* TASK REQUIREMENTS: Extract the lines that carry the string "Potential" from the listing.

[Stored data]
------------------------------------

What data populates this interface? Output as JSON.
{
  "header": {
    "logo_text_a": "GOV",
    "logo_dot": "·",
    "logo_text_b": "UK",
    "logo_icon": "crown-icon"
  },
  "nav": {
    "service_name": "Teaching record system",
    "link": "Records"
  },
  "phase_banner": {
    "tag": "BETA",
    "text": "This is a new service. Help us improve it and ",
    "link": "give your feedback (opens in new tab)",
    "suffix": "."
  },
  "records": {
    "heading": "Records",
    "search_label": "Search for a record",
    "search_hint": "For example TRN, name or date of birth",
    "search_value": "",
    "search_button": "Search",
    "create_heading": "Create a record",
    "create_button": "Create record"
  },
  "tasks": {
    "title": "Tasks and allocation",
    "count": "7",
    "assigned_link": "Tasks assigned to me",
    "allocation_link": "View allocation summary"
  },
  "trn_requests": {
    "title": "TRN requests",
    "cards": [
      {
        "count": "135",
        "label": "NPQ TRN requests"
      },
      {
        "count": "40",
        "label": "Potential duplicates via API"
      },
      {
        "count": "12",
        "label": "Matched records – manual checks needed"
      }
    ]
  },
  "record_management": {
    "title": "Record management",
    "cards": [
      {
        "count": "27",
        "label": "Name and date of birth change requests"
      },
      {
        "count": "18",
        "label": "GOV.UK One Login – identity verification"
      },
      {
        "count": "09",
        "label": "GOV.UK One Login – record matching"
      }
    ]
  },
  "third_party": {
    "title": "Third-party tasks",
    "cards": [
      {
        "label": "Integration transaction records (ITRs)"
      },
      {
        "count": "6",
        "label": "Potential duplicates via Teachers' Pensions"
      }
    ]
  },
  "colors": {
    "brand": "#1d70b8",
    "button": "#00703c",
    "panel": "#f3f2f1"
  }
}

------------------------------------

* WORKED ANSWER:
        "label": "Potential duplicates via API"
        "label": "Potential duplicates via Teachers' Pensions"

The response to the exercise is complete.